[ТЕКСТ ДЛЯ ЧТЕНИЯ]
☆ ☆ ☆ ☆

Он взглянул на меня с блеском в глазах.
- Вы говорите, что хотите писать. Вот вы и пишите об этом!
103
И, как бы в благословение на этот путь, Федор Михайлович подарил мне
тогда три чистых листка оставшейся у него почтовой бумаги в осьмушку, на
которой всегда писал он свои статьи.
- Вот вам от меня! - с ударением сказал он, передавая их мне.
Они живы у меня до сих пор - эти три листка, пожелтевшие, гладкие и
простые.
Мы простились в тот вечер, как еще никогда не прощались: точно мы
были с ним равные друг другу, взаимно преданные друзья.
После этого разговора мне уже не хотелось ехать на взморье, слушать о
каких-то "юродивых Федюшах в Тетюшах", и, вместо того чтобы идти на
Фонтанку, как мы условились с Демертом, я долго бродила где-то по улицам,
"разжигая душевный костер"...
IX
И вдруг, сейчас же после таких восторженных слов и возвышенных
настроений, день или два спустя, мне пришлось быть свидетельницей той самой
сцены - по поводу непомещенной статьи, - которую приводит бывший метранпаж
"Гражданина" М. А. Александров в своих "Воспоминаниях" ("Русская старина", 1892, апрель, стр. 184-185) 23. Но в рассказе г. Александрова сцена эта
производит совсем не то впечатление, какое произвела она на меня тогда и как
она в тот же вечер была записана у меня в тетрадях.
Это было 12-го июня, вечером, накануне выхода нумера, когда журнал
уже печатался. Дело происходило в конторе при мне и при Крейтенберге.
- Воля ваша, - говорил Федору Михайловичу метранпаж, - но только
поместить эту статью я теперь никак не могу. Иначе придется весь набор
вынимать с машины, снова верстать - и мы опоздаем.
Но Федор Михайлович требовал, "чтобы без всякой переверстки вошло"!
Метранпаж усмехнулся.
- То есть как же это без всякой переверстки? Ведь в листе-то печатном
определенное количество букв: куда же я втисну новый набор, когда лист у меня
заполнен сполна?
- Знать ничего не хочу! - по-барски крикнул Федор Михайлович, и глаза
его надменно сузились, все лицо помертвело, губы задергала судорога.

☆ ☆ ☆ ☆

[ФРАГМЕНТЫ ЗАПИСЕЙ]
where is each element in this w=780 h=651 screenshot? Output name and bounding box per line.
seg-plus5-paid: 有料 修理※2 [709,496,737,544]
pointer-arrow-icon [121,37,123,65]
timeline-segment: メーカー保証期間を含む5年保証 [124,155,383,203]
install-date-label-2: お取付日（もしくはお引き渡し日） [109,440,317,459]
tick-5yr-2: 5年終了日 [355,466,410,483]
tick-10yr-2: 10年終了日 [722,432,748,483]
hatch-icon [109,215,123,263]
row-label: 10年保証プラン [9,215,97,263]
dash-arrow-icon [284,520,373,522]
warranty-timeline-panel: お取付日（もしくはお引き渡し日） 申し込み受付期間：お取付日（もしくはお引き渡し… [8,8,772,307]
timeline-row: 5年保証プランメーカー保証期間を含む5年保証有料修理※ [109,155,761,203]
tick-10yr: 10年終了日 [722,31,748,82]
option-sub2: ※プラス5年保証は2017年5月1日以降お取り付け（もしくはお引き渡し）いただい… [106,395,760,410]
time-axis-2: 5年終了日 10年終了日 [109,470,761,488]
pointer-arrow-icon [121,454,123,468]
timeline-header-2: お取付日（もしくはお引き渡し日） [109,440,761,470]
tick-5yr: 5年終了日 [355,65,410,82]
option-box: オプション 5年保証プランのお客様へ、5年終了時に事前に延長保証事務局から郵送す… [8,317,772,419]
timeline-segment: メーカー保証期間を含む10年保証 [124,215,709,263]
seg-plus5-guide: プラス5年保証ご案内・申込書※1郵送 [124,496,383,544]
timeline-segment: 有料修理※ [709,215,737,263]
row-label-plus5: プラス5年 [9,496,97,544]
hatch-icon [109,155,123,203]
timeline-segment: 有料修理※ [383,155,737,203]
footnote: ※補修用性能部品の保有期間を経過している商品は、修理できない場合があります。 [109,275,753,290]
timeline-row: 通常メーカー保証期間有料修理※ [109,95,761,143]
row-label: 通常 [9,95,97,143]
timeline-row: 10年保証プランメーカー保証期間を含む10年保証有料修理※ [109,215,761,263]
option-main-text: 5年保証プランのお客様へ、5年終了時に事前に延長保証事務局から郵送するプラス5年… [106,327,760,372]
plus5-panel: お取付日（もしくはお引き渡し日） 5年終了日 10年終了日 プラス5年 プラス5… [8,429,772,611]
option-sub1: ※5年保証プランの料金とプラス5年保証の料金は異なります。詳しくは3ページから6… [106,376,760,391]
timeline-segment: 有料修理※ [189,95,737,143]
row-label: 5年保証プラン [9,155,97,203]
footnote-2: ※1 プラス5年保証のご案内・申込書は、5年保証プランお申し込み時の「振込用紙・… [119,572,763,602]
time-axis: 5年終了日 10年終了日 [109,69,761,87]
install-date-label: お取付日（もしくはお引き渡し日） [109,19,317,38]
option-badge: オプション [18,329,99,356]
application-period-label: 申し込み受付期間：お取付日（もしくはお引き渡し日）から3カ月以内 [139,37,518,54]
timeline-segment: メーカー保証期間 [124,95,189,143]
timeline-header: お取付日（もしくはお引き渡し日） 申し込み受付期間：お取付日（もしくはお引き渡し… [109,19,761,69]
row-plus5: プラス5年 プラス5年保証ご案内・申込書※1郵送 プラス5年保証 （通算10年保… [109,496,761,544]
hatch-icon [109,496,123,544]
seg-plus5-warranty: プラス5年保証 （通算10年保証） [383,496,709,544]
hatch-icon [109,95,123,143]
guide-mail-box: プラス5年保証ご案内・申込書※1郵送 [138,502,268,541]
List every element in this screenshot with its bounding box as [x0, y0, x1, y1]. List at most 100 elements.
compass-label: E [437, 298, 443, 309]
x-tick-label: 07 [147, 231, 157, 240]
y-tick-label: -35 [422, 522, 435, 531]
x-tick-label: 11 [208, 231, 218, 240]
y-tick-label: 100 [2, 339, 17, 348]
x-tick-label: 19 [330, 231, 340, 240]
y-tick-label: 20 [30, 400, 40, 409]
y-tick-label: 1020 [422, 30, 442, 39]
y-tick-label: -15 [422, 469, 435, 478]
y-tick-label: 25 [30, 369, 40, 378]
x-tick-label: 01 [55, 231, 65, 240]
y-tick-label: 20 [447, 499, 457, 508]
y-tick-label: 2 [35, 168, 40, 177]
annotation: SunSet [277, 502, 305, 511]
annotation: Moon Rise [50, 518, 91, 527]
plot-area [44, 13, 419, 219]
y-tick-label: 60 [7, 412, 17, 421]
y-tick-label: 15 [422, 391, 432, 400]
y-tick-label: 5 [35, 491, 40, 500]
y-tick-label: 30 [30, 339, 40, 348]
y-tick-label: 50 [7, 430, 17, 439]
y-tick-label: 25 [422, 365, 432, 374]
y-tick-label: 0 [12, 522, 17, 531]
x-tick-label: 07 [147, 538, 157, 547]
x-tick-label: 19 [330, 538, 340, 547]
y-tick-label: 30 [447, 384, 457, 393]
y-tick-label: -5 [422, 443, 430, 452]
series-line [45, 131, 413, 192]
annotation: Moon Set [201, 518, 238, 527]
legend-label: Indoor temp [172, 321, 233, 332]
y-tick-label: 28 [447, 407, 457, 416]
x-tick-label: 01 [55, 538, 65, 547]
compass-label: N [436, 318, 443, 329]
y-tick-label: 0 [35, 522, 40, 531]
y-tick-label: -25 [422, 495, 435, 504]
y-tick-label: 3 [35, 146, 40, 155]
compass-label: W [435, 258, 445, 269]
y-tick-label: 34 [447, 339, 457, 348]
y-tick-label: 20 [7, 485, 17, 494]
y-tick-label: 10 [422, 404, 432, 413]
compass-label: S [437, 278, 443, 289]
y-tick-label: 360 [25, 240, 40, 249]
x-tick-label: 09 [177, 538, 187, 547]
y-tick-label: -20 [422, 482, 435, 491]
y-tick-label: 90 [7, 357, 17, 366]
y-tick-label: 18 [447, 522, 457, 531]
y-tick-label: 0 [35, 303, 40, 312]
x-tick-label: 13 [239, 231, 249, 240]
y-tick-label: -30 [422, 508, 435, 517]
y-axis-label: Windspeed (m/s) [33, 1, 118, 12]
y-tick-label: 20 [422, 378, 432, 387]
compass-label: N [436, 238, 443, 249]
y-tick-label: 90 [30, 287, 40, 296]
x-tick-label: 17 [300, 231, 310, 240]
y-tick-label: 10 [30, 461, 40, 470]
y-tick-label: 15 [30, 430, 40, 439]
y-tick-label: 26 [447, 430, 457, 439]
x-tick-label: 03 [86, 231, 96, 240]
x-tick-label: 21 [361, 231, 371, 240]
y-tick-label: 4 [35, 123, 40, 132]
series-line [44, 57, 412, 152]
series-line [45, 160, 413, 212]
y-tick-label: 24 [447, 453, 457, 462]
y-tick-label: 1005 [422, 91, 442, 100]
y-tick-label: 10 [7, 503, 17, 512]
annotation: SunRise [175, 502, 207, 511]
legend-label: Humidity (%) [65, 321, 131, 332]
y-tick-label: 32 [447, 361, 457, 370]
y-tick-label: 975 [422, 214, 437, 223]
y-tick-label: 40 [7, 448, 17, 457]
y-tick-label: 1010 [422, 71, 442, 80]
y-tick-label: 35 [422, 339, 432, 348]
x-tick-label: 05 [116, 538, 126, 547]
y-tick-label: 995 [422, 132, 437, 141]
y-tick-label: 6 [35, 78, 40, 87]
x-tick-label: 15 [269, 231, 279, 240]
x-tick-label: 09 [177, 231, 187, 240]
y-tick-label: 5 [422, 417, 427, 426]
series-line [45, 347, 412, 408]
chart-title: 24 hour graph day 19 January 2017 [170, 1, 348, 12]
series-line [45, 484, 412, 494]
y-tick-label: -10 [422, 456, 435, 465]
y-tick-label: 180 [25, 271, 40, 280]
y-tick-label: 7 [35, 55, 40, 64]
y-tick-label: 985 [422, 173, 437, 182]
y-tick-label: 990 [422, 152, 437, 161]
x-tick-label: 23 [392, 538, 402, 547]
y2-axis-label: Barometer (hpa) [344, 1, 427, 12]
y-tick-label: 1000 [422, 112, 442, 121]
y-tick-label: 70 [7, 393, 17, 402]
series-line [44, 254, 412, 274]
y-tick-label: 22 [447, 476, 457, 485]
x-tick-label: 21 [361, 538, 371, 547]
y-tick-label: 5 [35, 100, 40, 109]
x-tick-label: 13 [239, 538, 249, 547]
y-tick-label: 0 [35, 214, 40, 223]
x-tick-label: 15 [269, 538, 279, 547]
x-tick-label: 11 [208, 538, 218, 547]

☆ ☆ ☆ ☆

[ЗАДАНИЯ]
(a) Переведите на английский предложение из отрывка о Федоре Михайловиче: «Мы простились в тот вечер, как еще никогда не прощались: точно мы были с ним равные друг другу, взаимно преданные друзья».
(b) Продолжите отрывок о Федоре Михайловиче и метранпаже, начав сразу после его последней фразы.

[ОТВЕТЫ]
(a) We parted that evening as we had never parted before: as though he and I were equals, mutually devoted friends.

(b)
Пристукивая по столу крепко зажатыми пальцами, он хрипло, растягивая слова, произнес: - Хоть на стене, хоть на потолке, а чтоб было мне напечатано!
- Ну, от таких чудес я отказываюсь! - с спокойным достоинством ответил
М. А. Александров. - Я не бог. Я на потолке или на стене верстать не умею. Воля
ваша!
- А не умеете, так я себе другого метранпажа найду, который сумеет!
- И потрудитесь найти другого! А я не могу! - говорил, уходя, г.
Александров.
А Федор Михайлович, задыхаясь от волнения, кричал ему вслед:
104
- И найду! и найду! Мне нужно людей, готовых на все для меня,
преданных мне собачьего преданностью... таких, на которых я могу всегда
положиться... А это ни на что не похоже! Какой-нибудь метранпаж и вдруг смеет
указывать мне, редактору, что можно и чего нельзя!.. Я этого никогда не позволю!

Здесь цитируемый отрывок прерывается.